▸ **REQUIREMENT**: Copy verbatim every entry from the line containing "[1459, 1298, 1963, 1320]" through the line containing "cell-item-number: W152 [1459, 1426, 1607, 1448]", inclusive of both.

▸ **STORED RECORDS**:
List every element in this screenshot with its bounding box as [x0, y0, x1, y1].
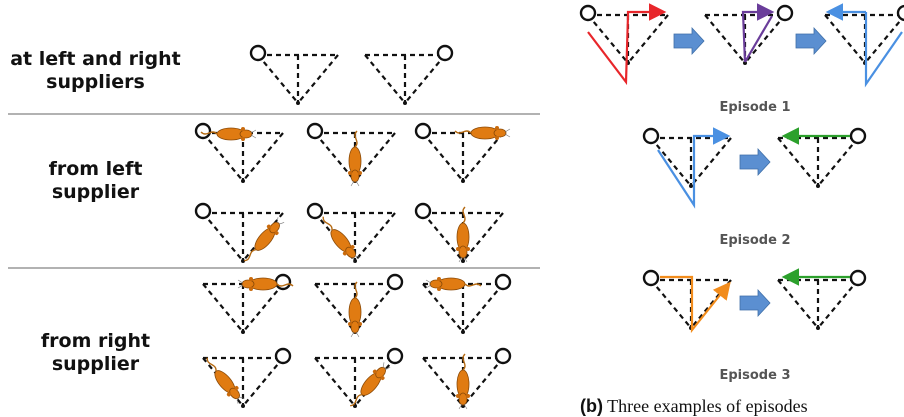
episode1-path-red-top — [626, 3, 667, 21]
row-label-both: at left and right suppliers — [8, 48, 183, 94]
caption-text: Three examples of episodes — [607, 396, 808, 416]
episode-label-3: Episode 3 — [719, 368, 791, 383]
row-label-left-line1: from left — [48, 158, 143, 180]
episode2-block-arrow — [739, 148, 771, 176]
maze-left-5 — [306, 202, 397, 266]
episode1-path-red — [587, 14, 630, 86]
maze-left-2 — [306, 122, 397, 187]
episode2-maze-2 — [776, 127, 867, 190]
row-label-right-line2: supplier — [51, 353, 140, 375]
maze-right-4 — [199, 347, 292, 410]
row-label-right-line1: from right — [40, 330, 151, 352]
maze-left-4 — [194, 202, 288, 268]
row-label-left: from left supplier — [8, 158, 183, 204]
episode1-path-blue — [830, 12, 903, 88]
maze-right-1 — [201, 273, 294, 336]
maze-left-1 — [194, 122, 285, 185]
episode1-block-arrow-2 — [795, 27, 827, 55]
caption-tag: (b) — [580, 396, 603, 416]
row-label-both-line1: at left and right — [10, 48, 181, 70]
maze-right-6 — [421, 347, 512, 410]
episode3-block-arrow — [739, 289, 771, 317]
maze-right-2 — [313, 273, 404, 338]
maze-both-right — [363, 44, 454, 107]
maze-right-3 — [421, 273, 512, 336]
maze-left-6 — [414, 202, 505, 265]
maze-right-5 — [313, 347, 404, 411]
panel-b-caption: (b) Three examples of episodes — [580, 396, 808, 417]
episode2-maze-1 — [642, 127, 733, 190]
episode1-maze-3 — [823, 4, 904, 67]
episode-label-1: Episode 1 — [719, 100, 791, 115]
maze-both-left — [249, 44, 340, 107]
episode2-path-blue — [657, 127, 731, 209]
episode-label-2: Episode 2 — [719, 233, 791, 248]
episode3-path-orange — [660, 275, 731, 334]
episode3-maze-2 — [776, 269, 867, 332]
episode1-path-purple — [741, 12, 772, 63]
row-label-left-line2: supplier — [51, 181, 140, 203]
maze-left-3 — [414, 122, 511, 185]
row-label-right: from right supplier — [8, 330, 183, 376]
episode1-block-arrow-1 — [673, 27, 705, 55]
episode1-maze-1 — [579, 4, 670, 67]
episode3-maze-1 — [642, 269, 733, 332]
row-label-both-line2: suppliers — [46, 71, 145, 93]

* * *

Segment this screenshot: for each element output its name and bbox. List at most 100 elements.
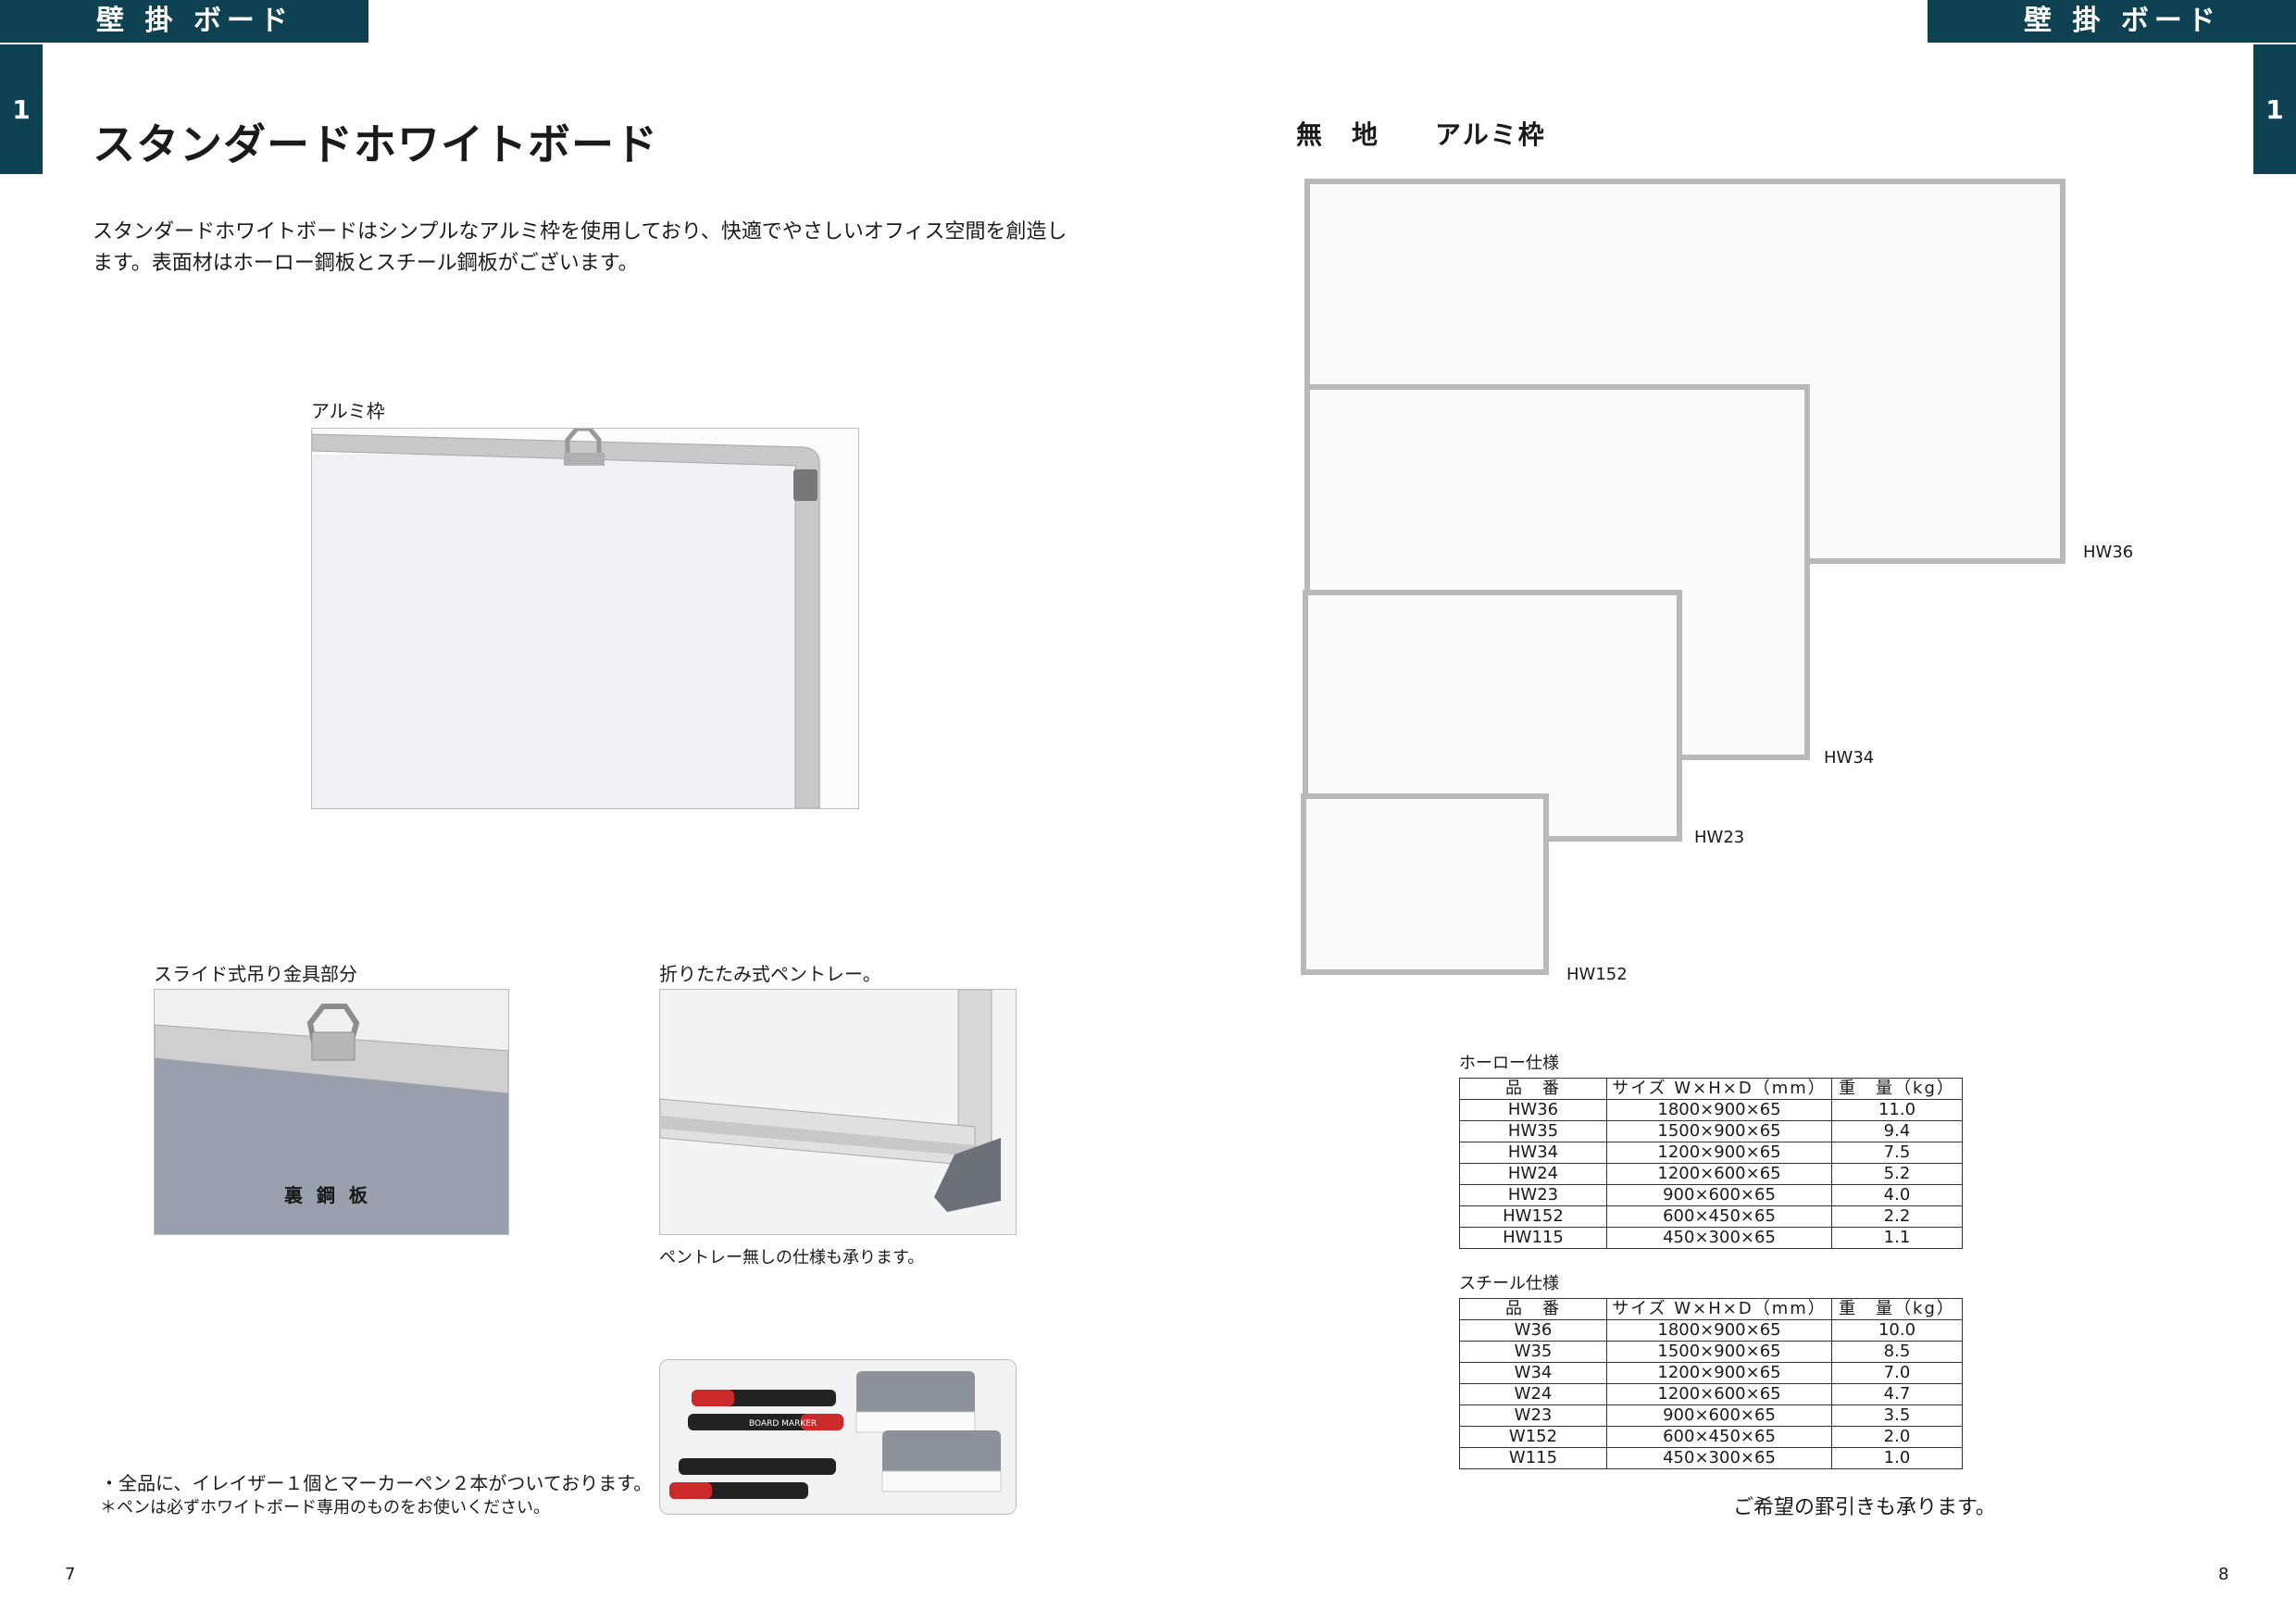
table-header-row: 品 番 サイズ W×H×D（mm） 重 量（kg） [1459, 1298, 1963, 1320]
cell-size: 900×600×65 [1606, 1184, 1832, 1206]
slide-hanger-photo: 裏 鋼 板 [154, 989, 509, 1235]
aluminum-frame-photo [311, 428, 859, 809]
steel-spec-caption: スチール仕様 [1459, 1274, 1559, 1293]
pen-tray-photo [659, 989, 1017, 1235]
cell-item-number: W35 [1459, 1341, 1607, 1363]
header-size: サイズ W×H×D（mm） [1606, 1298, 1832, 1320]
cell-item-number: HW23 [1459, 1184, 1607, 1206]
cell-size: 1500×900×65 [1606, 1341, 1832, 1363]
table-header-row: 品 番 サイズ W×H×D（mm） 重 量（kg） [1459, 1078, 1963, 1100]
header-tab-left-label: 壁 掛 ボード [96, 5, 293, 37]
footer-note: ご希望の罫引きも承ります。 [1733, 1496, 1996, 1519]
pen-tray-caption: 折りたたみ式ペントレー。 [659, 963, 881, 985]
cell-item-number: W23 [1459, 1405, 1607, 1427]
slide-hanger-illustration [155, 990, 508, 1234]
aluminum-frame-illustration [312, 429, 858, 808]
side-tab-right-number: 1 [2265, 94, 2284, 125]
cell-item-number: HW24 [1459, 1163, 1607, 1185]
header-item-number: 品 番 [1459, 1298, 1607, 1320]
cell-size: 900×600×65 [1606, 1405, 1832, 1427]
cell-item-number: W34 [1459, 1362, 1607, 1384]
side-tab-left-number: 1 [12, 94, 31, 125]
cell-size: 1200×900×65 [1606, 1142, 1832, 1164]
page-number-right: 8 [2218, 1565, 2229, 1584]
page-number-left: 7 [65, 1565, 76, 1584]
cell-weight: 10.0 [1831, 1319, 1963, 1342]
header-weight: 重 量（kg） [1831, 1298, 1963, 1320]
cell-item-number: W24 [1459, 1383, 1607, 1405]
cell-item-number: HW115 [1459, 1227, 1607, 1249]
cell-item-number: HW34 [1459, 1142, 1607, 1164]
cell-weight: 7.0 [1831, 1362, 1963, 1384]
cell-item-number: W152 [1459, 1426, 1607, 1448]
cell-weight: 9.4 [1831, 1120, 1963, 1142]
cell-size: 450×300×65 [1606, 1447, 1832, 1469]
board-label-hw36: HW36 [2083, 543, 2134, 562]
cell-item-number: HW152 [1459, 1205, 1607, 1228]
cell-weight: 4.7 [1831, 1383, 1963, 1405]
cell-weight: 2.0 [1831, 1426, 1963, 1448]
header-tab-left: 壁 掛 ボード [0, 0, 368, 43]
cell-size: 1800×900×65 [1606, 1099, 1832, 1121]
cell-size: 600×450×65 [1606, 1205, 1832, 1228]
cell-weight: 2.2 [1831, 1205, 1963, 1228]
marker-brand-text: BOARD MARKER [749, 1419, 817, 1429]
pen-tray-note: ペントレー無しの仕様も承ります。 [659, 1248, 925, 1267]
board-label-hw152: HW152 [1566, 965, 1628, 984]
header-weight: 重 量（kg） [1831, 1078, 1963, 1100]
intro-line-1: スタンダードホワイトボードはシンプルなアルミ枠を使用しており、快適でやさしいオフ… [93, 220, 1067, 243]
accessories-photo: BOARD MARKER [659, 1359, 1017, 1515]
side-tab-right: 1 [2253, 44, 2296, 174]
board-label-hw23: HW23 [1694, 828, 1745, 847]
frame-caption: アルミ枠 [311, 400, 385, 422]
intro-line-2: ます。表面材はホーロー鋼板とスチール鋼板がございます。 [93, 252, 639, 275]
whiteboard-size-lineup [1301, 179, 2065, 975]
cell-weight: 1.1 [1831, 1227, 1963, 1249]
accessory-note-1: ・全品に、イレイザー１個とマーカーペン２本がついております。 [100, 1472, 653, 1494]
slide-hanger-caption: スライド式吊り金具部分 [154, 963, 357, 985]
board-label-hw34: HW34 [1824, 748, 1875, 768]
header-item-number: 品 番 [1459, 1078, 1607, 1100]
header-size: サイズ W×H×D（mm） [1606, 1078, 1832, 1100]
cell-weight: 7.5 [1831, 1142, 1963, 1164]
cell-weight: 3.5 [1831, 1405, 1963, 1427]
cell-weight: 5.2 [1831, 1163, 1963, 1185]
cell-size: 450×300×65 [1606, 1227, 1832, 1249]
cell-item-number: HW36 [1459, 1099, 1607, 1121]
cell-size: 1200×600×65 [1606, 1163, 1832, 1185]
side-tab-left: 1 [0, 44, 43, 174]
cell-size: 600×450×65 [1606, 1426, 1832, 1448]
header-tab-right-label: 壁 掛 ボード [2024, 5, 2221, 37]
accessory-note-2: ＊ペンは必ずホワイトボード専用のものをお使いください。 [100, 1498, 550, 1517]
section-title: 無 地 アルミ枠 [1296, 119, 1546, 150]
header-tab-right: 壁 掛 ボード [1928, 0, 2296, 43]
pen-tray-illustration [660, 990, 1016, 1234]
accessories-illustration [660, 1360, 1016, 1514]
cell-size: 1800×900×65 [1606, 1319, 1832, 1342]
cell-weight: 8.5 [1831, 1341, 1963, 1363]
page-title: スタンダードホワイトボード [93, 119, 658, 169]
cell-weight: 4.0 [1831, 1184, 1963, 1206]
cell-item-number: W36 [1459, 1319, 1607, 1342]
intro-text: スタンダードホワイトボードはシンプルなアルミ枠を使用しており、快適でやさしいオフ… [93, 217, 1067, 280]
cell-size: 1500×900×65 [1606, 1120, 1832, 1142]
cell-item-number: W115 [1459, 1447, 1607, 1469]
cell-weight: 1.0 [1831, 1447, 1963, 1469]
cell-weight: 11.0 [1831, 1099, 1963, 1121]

▸ **RESULT OF THE TASK**:
table-header-row: 品 番 サイズ W×H×D（mm） 重 量（kg） [1459, 1298, 1963, 1320]
cell-size: 900×600×65 [1606, 1184, 1832, 1206]
slide-hanger-photo: 裏 鋼 板 [154, 989, 509, 1235]
aluminum-frame-photo [311, 428, 859, 809]
steel-spec-caption: スチール仕様 [1459, 1274, 1559, 1293]
pen-tray-photo [659, 989, 1017, 1235]
cell-item-number: W35 [1459, 1341, 1607, 1363]
header-size: サイズ W×H×D（mm） [1606, 1298, 1832, 1320]
cell-item-number: HW23 [1459, 1184, 1607, 1206]
cell-size: 1500×900×65 [1606, 1341, 1832, 1363]
table-header-row: 品 番 サイズ W×H×D（mm） 重 量（kg） [1459, 1078, 1963, 1100]
header-tab-left-label: 壁 掛 ボード [96, 5, 293, 37]
footer-note: ご希望の罫引きも承ります。 [1733, 1496, 1996, 1519]
pen-tray-caption: 折りたたみ式ペントレー。 [659, 963, 881, 985]
cell-item-number: W23 [1459, 1405, 1607, 1427]
slide-hanger-illustration [155, 990, 508, 1234]
aluminum-frame-illustration [312, 429, 858, 808]
side-tab-right-number: 1 [2265, 94, 2284, 125]
cell-item-number: HW24 [1459, 1163, 1607, 1185]
header-item-number: 品 番 [1459, 1298, 1607, 1320]
cell-size: 900×600×65 [1606, 1405, 1832, 1427]
cell-item-number: W34 [1459, 1362, 1607, 1384]
side-tab-left-number: 1 [12, 94, 31, 125]
cell-size: 1200×900×65 [1606, 1142, 1832, 1164]
page-number-right: 8 [2218, 1565, 2229, 1584]
page-number-left: 7 [65, 1565, 76, 1584]
cell-weight: 10.0 [1831, 1319, 1963, 1342]
header-weight: 重 量（kg） [1831, 1298, 1963, 1320]
cell-item-number: W24 [1459, 1383, 1607, 1405]
cell-item-number: HW115 [1459, 1227, 1607, 1249]
cell-item-number: HW34 [1459, 1142, 1607, 1164]
cell-weight: 7.0 [1831, 1362, 1963, 1384]
cell-item-number: W152 [1459, 1426, 1607, 1448]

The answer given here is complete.